- [WHAT IS EXPECTED] Give only the number of lines that include the string "footer".

(Items from a figure collection)
┄┄┄┄┄┄┄┄┄┄┄┄┄┄┄┄┄┄┄┄

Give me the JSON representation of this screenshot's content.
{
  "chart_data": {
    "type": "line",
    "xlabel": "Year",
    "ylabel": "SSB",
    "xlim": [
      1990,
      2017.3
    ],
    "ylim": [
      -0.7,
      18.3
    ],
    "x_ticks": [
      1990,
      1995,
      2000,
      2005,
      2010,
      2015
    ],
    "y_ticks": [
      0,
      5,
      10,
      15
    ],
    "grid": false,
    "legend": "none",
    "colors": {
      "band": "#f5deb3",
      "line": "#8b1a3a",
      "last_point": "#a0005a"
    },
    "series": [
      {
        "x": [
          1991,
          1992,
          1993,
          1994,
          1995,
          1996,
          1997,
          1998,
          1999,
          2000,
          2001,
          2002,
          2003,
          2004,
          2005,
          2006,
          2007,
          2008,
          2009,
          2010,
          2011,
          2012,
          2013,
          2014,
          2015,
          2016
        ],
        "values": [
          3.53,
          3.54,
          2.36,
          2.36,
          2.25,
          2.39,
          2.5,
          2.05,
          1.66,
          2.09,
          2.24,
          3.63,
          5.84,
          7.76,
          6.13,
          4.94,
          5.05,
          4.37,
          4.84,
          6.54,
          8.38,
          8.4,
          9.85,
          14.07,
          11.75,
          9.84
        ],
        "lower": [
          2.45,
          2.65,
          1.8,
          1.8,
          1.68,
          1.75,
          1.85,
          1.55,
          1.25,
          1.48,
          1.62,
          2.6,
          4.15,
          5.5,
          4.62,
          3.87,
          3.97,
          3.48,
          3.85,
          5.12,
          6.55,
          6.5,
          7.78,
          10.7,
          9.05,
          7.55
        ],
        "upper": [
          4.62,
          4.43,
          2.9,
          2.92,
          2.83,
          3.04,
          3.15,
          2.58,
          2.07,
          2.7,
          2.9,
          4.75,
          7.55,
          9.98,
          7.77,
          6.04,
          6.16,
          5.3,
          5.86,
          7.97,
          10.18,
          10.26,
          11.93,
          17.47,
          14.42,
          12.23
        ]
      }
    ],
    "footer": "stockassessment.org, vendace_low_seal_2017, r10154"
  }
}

┄┄┄┄┄┄┄┄┄┄┄┄┄┄┄┄┄┄┄┄

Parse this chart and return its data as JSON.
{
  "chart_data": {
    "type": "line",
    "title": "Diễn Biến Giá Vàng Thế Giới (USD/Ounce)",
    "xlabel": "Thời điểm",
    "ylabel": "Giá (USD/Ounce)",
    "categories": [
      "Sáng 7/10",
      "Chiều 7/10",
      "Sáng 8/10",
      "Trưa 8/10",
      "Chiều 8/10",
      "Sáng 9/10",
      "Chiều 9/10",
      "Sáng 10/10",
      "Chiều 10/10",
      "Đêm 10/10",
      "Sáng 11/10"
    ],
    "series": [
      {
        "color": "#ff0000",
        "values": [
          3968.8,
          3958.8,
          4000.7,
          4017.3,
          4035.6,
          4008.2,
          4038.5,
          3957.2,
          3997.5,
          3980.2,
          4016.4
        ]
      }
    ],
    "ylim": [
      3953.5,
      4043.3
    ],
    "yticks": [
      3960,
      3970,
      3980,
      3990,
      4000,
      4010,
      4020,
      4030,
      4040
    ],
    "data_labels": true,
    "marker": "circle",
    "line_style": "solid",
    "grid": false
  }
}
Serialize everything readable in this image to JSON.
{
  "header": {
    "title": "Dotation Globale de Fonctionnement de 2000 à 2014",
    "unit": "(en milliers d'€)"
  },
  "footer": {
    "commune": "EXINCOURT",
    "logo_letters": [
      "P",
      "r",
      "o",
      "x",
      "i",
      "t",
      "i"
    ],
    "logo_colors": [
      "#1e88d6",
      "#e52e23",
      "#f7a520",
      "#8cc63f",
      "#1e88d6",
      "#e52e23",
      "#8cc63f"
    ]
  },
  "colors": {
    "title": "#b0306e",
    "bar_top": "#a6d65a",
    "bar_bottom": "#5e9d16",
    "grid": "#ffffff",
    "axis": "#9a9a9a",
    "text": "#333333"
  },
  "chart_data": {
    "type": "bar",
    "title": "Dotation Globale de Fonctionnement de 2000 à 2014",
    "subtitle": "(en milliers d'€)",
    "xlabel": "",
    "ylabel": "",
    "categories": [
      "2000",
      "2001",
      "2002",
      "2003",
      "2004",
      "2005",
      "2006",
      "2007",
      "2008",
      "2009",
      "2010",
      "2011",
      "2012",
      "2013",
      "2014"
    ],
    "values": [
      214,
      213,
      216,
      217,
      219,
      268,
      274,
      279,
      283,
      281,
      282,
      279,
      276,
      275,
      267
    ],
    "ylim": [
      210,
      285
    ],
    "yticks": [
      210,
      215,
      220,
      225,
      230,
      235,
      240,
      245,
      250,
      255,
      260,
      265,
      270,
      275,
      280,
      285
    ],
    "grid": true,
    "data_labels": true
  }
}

┄┄┄┄┄┄┄┄┄┄┄┄┄┄┄┄┄┄┄┄

- [CORRECT RESULT] 2